• Your goal
Return the entries below in their exact form, leaving the pictures out.

Records contained in a dataset:
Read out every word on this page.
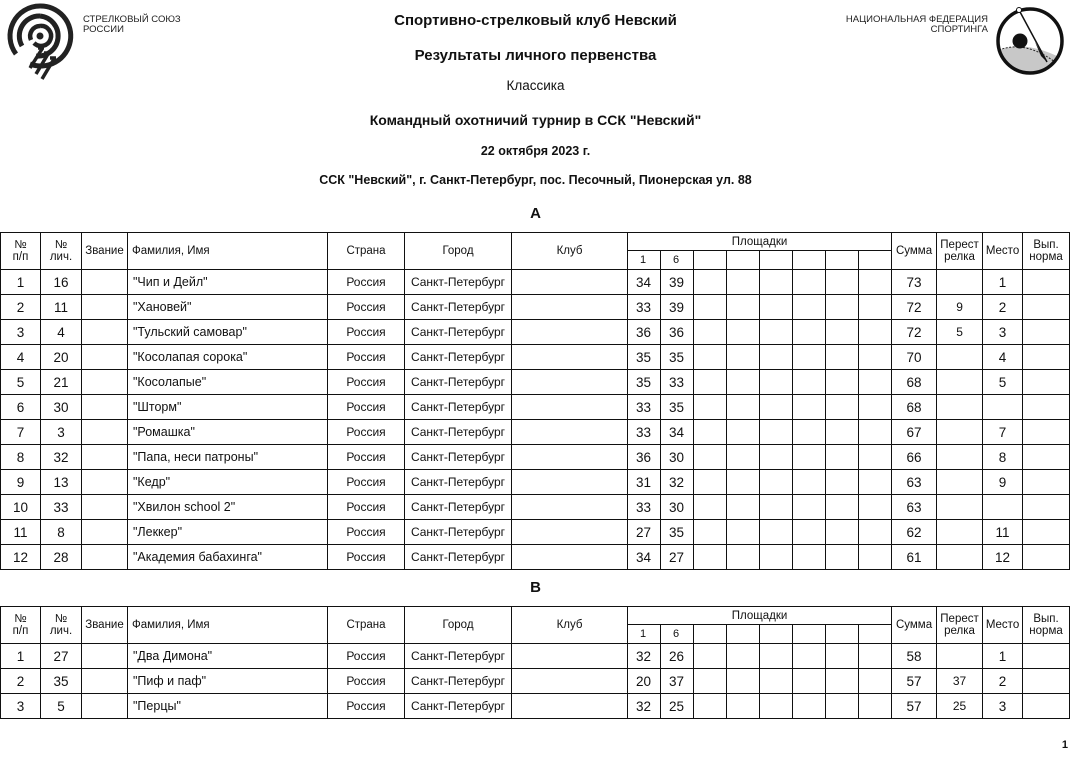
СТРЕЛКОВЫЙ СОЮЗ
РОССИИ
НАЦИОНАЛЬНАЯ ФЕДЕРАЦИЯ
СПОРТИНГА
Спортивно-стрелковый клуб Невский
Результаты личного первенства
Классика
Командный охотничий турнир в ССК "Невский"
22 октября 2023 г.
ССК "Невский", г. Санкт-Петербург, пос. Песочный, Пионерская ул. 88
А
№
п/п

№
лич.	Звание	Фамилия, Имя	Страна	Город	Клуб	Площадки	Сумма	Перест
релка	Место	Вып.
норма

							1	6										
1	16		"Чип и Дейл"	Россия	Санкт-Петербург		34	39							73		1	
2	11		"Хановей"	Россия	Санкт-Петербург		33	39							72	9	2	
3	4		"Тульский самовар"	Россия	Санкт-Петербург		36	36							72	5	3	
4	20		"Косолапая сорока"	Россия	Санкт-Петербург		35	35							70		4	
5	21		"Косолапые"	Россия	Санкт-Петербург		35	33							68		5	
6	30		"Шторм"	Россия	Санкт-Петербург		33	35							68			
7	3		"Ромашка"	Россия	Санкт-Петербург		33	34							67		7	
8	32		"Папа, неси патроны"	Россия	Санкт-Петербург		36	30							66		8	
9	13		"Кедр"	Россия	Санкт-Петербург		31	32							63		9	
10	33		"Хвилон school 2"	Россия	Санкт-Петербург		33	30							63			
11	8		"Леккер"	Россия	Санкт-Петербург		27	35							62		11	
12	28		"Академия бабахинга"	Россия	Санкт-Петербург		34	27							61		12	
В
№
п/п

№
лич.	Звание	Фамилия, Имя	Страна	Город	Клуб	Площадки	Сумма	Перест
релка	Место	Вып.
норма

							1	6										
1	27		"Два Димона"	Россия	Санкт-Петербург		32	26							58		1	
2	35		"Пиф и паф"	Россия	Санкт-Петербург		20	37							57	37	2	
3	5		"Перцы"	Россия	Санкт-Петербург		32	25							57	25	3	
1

• Response to this task
Read out every word on this page.
СТРЕЛКОВЫЙ СОЮЗ
РОССИИ
НАЦИОНАЛЬНАЯ ФЕДЕРАЦИЯ
СПОРТИНГА
Спортивно-стрелковый клуб Невский
Результаты личного первенства
Классика
Командный охотничий турнир в ССК "Невский"
22 октября 2023 г.
ССК "Невский", г. Санкт-Петербург, пос. Песочный, Пионерская ул. 88
А
№
п/п

№
лич.	Звание	Фамилия, Имя	Страна	Город	Клуб	Площадки	Сумма	Перест
релка	Место	Вып.
норма

							1	6										
1	16		"Чип и Дейл"	Россия	Санкт-Петербург		34	39							73		1	
2	11		"Хановей"	Россия	Санкт-Петербург		33	39							72	9	2	
3	4		"Тульский самовар"	Россия	Санкт-Петербург		36	36							72	5	3	
4	20		"Косолапая сорока"	Россия	Санкт-Петербург		35	35							70		4	
5	21		"Косолапые"	Россия	Санкт-Петербург		35	33							68		5	
6	30		"Шторм"	Россия	Санкт-Петербург		33	35							68			
7	3		"Ромашка"	Россия	Санкт-Петербург		33	34							67		7	
8	32		"Папа, неси патроны"	Россия	Санкт-Петербург		36	30							66		8	
9	13		"Кедр"	Россия	Санкт-Петербург		31	32							63		9	
10	33		"Хвилон school 2"	Россия	Санкт-Петербург		33	30							63			
11	8		"Леккер"	Россия	Санкт-Петербург		27	35							62		11	
12	28		"Академия бабахинга"	Россия	Санкт-Петербург		34	27							61		12	
В
№
п/п

№
лич.	Звание	Фамилия, Имя	Страна	Город	Клуб	Площадки	Сумма	Перест
релка	Место	Вып.
норма

							1	6										
1	27		"Два Димона"	Россия	Санкт-Петербург		32	26							58		1	
2	35		"Пиф и паф"	Россия	Санкт-Петербург		20	37							57	37	2	
3	5		"Перцы"	Россия	Санкт-Петербург		32	25							57	25	3	
1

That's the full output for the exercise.